=== 提供テキスト ===
絵を見ただけで伝わる柔らかいタッチで描かれる物語は、優しくゆったりと時間が流れているような不思議な空気感をまとっています。この独特の雰囲気にハマる読者が多いんです。

明治時代を舞台に、文明開化により昔から代々語り継がれてきた怪談や妖怪奇譚といった非科学的なものを扱った書物が排斥されるなか、取り締まりをおこなう取締局に隠れて怪談本を扱う「向ヒ兎堂」という貸本屋がありました。

「向ヒ兎堂」には人間だけど幼い頃から妖怪が見える伊織と、化け狸の千代、猫又の銀の3人が働いています。巻き込まれ体質の伊織が、店に訪れた妖怪や偶然出会った妖怪の相談を聞いて、悩みを解決していくという物語です。

妖怪を扱った作品ですが、人間目線の妖怪退治ものではなく、妖怪と心を通わせて妖怪側の目線から問題解決を図り、人間と共存をしていくという展開が多く、心温まる人情話が特徴的になっています。

今回はそんな『向ヒ兎堂日記』の魅力を、最終巻である8巻までネタバレを交えながら紹介していきます。

 

著者
鷹野 久
出版日
2012-11-09

漫画『向ヒ兎堂日記』あらすじ

主人公の伊織は、政府に隠れて怪談本を取り扱う貸本屋を営んでいます。一緒に働く化け狸の千代や猫又の銀らと、日々悩みを持って訪れる妖怪たちの相談を解決していました。

=== やること ===
- a) 『向ヒ兎堂日記』の紹介文によると、「向ヒ兎堂」が取締局に隠れて怪談本を扱わなければならないのはなぜですか。一〜三文で説明してください。
- b) 『向ヒ兎堂日記』の紹介文を、あらすじの最後の文「日々悩みを持って訪れる妖怪たちの相談を解決していました。」の次から書き継いでください。
資料は『向ヒ兎堂日記』の紹介文とは関係がありません。

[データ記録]

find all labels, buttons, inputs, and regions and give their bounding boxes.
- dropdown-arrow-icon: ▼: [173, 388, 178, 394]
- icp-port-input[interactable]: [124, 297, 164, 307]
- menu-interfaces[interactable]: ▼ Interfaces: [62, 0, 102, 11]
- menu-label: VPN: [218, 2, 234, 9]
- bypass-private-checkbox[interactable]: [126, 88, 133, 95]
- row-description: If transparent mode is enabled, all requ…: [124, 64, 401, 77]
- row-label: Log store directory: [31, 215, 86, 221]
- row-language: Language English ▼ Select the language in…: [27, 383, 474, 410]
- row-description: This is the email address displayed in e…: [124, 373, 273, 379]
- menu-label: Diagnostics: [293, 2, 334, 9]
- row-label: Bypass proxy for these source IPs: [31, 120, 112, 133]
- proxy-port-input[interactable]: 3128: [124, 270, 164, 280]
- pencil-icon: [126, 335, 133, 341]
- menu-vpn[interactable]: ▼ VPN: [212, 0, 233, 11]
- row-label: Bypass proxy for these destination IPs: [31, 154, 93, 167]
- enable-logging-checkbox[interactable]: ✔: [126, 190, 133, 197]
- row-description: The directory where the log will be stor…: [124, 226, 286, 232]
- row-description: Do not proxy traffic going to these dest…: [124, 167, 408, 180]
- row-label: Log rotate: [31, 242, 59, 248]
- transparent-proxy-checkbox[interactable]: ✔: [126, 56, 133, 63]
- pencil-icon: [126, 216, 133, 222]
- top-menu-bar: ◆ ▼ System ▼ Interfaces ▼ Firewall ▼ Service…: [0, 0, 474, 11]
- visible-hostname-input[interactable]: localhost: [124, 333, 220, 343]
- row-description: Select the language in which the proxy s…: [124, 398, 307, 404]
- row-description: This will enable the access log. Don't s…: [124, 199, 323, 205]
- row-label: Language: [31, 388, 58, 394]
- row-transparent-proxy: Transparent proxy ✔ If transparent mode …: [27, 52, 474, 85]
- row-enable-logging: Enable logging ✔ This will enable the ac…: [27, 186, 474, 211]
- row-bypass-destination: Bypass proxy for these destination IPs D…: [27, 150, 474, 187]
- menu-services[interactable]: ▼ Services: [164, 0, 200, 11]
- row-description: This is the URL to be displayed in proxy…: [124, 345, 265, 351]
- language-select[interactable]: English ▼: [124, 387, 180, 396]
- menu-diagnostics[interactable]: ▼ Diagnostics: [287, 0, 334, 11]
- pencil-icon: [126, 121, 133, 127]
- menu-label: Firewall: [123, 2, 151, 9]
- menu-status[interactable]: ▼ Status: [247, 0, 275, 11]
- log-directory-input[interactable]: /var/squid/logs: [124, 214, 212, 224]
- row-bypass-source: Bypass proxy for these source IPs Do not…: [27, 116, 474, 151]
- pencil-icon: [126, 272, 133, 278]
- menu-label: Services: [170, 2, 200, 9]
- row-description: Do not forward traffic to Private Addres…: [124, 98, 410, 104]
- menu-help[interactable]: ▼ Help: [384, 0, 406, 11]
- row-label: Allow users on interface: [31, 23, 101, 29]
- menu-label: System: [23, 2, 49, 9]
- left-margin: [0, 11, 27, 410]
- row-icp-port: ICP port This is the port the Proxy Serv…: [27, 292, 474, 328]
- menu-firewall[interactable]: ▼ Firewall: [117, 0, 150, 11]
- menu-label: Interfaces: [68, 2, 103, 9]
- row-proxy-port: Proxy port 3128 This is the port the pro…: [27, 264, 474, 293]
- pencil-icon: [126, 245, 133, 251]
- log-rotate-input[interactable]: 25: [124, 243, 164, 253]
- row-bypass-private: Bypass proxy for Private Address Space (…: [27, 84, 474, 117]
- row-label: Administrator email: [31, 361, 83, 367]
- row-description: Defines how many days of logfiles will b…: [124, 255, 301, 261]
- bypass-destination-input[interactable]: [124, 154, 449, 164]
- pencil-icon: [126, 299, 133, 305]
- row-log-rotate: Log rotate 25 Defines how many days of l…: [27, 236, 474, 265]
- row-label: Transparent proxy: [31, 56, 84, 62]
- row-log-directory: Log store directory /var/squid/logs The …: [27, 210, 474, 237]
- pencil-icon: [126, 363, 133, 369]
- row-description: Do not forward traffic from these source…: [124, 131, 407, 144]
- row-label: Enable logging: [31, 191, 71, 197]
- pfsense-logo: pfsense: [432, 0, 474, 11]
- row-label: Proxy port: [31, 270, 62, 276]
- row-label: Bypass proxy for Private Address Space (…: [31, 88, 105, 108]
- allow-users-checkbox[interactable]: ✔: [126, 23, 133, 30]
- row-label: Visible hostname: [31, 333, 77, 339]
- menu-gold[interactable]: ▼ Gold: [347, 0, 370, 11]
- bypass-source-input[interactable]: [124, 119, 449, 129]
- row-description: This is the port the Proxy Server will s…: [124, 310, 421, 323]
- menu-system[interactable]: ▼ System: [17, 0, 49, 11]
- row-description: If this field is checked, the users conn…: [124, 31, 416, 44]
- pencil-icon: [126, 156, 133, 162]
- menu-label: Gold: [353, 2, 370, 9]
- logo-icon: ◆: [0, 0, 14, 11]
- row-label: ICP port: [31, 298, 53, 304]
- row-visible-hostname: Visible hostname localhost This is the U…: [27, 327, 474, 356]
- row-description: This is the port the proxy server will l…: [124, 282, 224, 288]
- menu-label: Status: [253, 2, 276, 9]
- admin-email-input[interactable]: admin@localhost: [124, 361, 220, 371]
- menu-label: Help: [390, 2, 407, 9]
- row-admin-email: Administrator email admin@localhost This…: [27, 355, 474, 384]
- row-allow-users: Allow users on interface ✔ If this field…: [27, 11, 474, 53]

=== 回答 ===
- a) 明治時代、文明開化によって、代々語り継がれてきた怪談や妖怪奇譚のような非科学的なものを扱う書物が排斥されていたからです。取締局がそうした本を取り締まっていたため、「向ヒ兎堂」は隠れて怪談本を扱っています。

- b)
ある日、取締局で働く夫を持つ藤乃から、かつて陰陽師が使っていた占星術の本を買い取ります。すると伊織の爪が赤くなり、その状態で彼が触れた妖怪は人間から見えなくなるといった、奇妙な現象が起きはじめるのです。

何かの予兆かと不審に思う伊織をよそに、取締局による怪談本の規制は厳しくなっていきます。街中では妖怪の目撃談が多数報告されるようになってきました。

伊織は、自分の異変と妖怪の目撃談の多発を機に、自らの過去と、眼帯で隠している自分の右目の真相にも向き合っていきます。

『向ヒ兎堂日記』の主な登場人物をご紹介!

著者
鷹野 久
出版日
2013-05-09

登場人物①【兎崎伊織(とざきいおり)】

貸本屋・向ヒ兎堂の店主です。怪談本を主に扱っており、伊織に怪(あやかし)が見えることもあり、お店にはさまざまな怪のお客さまが相談に来ます。

なぜ彼が怪の姿をとらえることができるのか……それは、彼が常に眼帯をつけた右目にどうやら秘密があるようです。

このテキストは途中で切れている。